_EXERCISE AIM_
From the records below, pull each line that has "период".

_STORED RECORDS_
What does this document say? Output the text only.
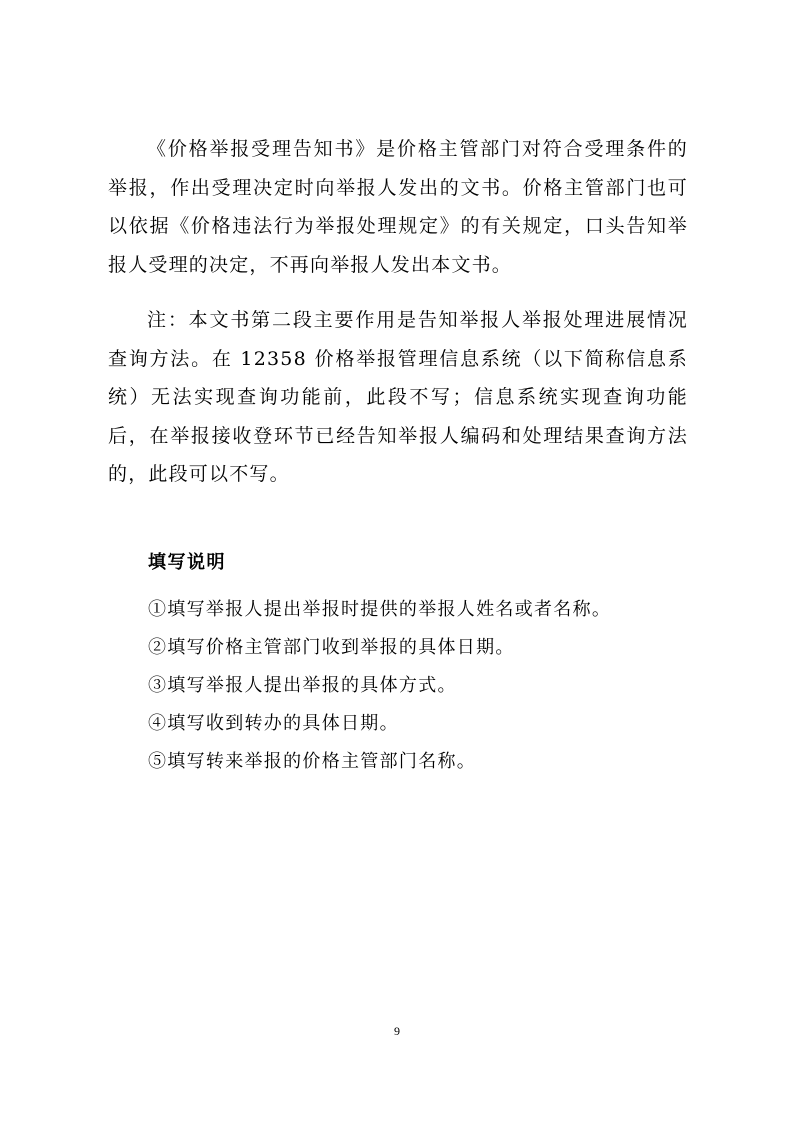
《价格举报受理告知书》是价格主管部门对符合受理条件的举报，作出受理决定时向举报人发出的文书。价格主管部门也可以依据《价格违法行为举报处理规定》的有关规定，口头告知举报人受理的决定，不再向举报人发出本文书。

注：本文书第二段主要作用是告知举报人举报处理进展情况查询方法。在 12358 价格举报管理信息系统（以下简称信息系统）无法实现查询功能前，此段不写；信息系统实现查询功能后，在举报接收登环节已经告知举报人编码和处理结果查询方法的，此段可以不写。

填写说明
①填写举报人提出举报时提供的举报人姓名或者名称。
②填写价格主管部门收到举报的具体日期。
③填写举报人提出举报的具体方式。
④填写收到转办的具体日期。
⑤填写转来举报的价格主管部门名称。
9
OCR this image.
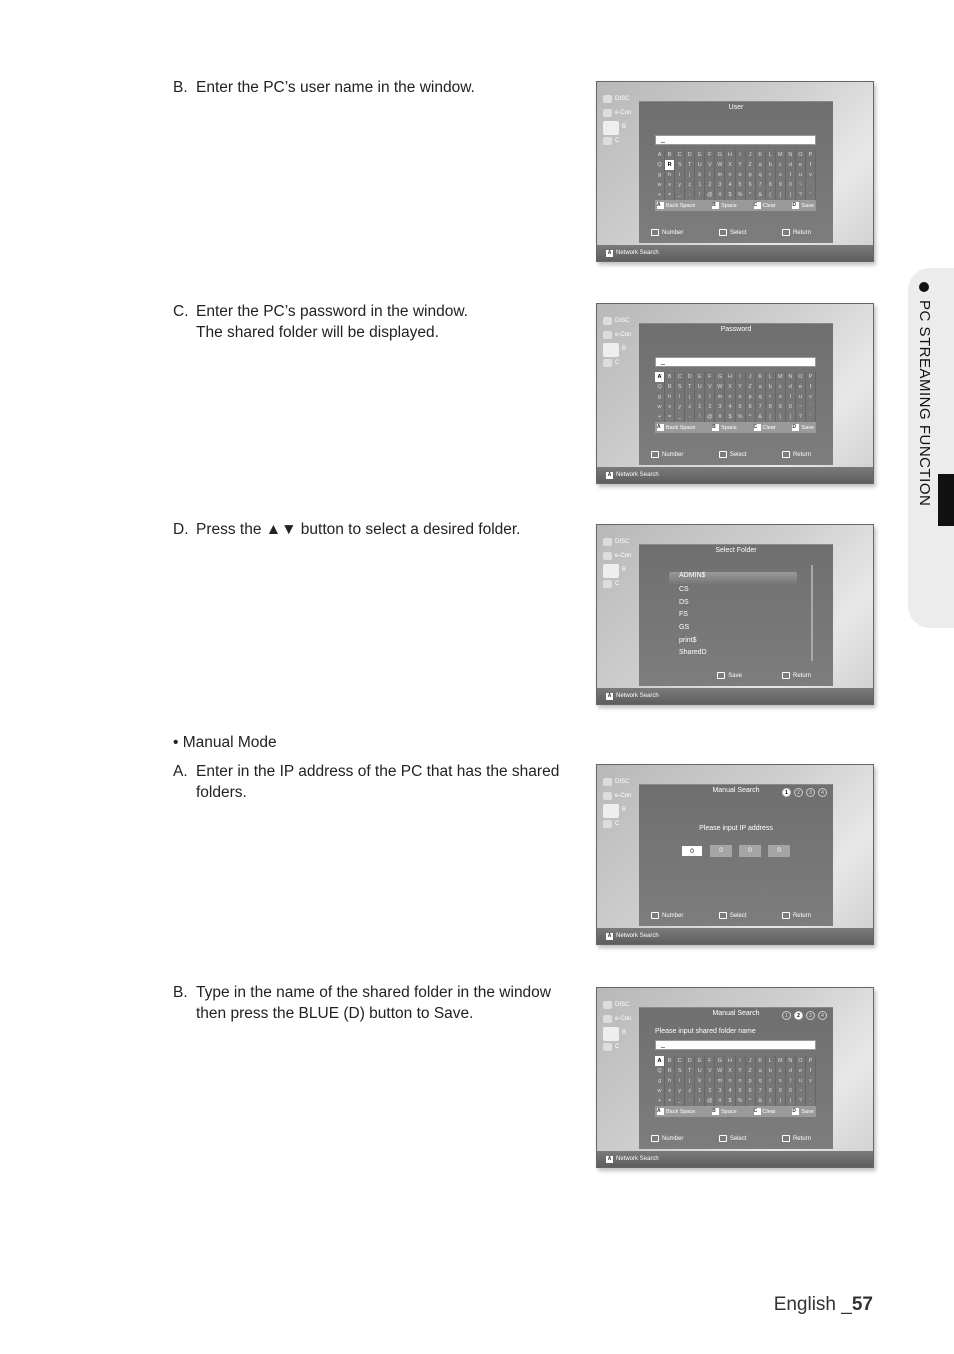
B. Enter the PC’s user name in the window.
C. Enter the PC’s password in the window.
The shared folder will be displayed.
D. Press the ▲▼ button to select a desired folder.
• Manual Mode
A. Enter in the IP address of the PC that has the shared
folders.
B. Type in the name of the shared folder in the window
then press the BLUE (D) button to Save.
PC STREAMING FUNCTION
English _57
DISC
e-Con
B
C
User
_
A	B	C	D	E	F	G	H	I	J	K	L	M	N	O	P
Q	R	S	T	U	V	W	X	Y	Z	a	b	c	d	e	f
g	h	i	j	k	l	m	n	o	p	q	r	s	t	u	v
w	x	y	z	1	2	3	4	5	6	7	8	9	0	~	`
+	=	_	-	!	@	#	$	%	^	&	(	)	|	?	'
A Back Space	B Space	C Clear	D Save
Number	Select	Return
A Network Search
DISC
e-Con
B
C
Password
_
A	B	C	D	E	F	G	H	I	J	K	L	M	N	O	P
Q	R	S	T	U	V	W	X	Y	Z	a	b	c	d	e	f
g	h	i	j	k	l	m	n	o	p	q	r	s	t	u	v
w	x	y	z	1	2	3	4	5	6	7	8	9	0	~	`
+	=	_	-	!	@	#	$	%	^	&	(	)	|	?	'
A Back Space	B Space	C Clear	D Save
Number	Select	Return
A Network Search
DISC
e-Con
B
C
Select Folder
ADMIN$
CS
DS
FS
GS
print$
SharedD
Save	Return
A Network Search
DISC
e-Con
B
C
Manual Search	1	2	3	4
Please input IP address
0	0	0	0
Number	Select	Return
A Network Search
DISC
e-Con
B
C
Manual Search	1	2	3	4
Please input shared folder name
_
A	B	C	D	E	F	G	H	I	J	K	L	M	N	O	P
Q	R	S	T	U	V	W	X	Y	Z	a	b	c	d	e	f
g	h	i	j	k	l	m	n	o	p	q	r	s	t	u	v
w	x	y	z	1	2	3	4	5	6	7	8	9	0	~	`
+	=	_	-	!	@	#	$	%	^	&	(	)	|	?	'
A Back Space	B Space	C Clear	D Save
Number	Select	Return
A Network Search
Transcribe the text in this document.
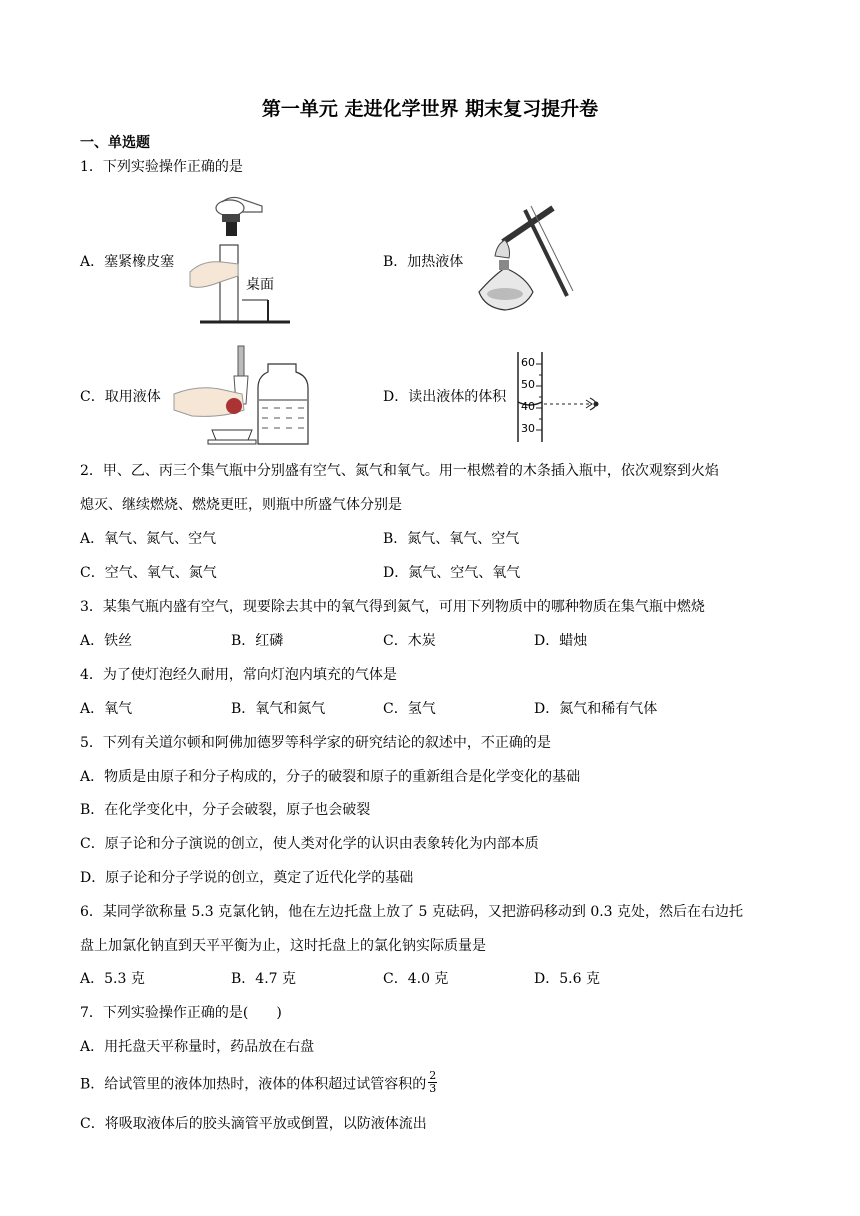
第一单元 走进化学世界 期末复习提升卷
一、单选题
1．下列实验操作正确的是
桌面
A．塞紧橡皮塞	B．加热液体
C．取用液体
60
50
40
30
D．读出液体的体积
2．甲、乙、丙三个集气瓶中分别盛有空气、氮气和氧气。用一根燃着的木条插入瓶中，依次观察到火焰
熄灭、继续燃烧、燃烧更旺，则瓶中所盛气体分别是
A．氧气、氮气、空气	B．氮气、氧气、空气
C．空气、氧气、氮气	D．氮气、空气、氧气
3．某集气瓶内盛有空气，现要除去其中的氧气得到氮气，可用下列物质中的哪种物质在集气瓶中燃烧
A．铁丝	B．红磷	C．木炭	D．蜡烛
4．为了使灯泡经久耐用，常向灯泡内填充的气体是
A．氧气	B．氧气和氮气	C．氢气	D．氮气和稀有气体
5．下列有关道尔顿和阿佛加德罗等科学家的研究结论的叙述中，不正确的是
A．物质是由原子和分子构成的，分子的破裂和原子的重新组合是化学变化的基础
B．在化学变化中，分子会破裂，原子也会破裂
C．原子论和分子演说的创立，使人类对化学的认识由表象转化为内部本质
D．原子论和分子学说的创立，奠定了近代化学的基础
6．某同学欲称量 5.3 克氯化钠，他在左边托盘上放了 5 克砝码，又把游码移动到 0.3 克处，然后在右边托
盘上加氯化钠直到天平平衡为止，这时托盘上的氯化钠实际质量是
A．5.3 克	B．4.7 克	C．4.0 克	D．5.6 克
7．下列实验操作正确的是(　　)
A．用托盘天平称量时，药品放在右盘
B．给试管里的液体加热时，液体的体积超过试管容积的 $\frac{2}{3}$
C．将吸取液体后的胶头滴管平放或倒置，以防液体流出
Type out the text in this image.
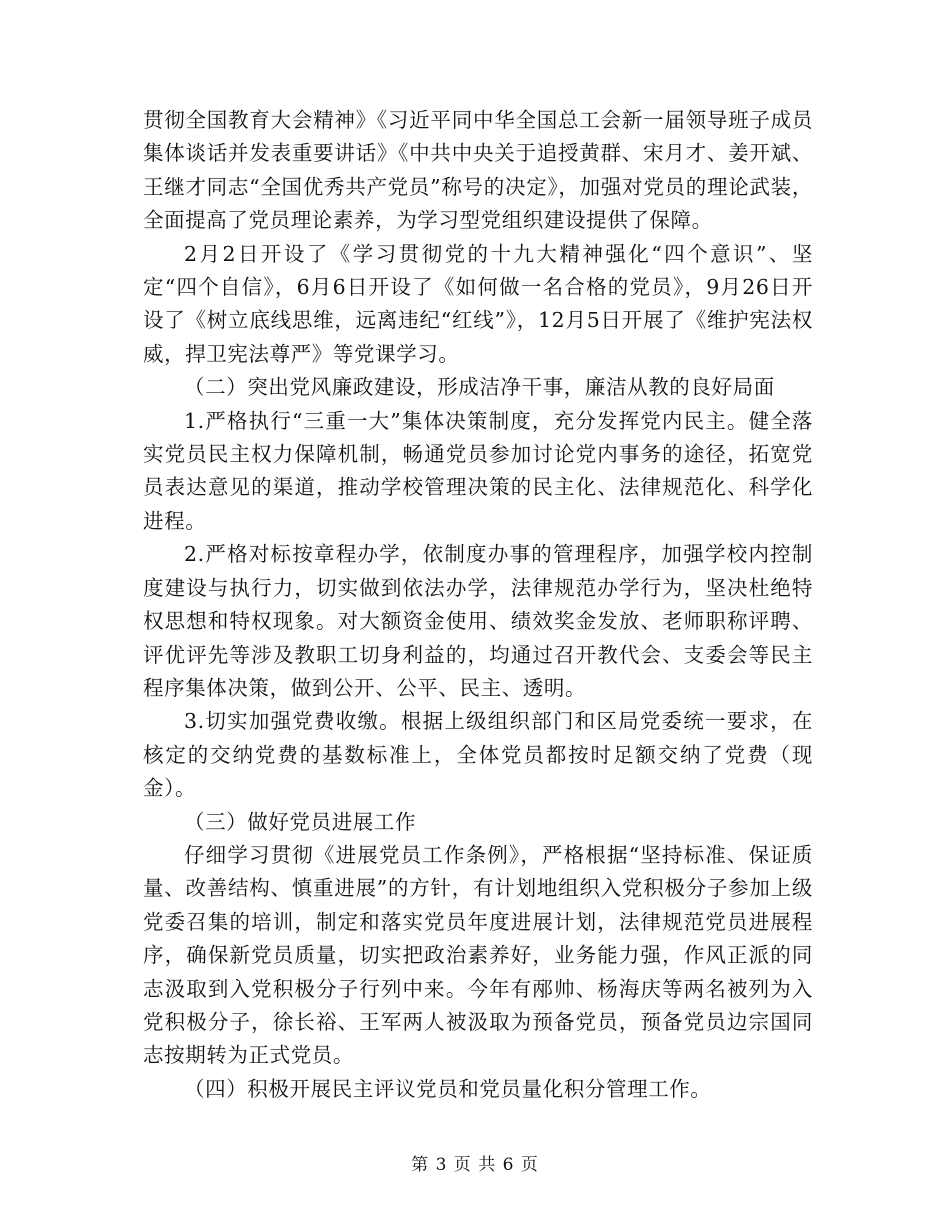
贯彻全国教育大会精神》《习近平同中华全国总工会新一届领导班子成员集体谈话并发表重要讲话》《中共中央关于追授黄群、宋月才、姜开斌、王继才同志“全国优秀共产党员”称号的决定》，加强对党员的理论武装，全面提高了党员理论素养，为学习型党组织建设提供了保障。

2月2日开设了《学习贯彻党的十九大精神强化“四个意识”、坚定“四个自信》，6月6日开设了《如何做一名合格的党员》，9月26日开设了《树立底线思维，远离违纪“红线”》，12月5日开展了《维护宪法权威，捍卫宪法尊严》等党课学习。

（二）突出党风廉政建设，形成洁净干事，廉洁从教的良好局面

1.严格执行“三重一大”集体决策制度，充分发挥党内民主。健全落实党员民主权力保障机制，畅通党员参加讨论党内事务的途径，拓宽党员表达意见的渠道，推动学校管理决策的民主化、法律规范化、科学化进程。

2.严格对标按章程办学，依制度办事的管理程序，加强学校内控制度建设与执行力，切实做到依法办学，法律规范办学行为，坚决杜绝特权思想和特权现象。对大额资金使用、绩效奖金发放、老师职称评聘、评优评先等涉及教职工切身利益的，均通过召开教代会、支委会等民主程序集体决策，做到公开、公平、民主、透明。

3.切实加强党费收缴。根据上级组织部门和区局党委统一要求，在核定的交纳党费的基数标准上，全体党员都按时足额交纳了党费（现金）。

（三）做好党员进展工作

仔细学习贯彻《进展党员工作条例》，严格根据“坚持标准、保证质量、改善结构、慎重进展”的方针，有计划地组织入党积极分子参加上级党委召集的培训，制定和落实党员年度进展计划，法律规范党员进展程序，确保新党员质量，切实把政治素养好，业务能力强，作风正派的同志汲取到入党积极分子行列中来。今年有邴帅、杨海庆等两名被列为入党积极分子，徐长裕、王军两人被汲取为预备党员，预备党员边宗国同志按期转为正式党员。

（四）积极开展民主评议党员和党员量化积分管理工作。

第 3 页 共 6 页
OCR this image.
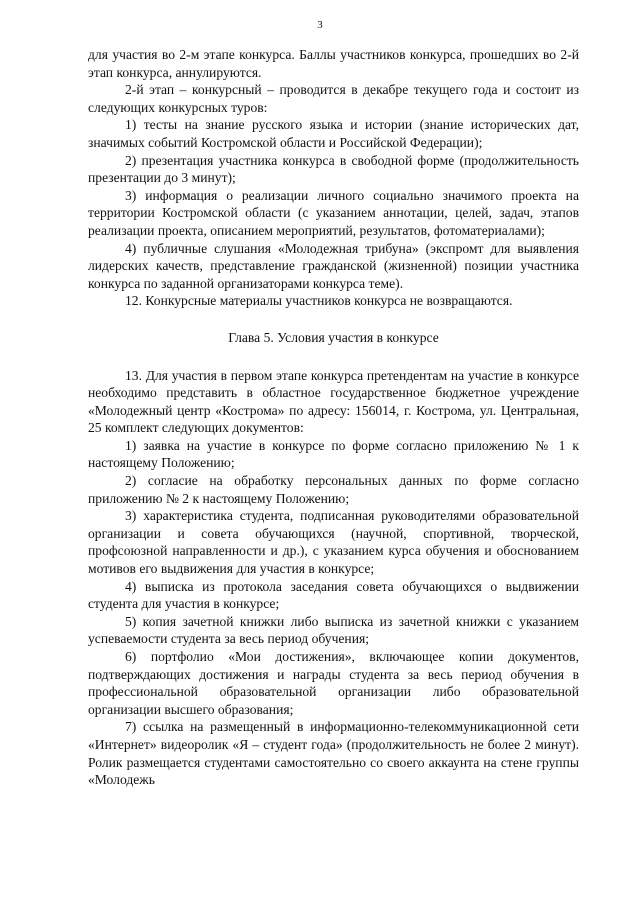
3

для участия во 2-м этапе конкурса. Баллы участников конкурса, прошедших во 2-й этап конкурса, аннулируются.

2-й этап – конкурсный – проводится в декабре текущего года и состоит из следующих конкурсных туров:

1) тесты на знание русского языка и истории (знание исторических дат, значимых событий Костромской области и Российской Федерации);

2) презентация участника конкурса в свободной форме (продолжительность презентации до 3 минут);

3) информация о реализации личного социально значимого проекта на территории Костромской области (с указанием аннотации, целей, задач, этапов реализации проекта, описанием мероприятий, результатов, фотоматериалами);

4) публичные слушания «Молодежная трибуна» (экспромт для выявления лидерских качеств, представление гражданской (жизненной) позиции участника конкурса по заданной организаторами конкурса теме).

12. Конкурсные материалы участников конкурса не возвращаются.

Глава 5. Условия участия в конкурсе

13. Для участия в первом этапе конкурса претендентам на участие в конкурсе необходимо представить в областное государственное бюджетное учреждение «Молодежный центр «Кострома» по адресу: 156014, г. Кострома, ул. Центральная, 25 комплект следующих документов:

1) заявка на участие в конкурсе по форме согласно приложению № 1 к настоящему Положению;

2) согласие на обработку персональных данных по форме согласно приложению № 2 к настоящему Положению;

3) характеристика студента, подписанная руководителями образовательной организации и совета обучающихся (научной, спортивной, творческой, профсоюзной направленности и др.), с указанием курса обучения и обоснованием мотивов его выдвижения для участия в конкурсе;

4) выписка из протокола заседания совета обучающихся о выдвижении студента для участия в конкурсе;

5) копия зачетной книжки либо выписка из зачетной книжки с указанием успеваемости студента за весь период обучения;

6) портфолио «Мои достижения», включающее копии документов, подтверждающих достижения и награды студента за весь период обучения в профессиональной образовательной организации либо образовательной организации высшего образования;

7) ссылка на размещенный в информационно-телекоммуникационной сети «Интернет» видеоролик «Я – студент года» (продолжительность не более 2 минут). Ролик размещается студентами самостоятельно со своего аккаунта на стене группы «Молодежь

_FULL SOLUTION_
5) копия зачетной книжки либо выписка из зачетной книжки с указанием успеваемости студента за весь период обучения;
6) портфолио «Мои достижения», включающее копии документов, подтверждающих достижения и награды студента за весь период обучения в профессиональной образовательной организации либо образовательной организации высшего образования;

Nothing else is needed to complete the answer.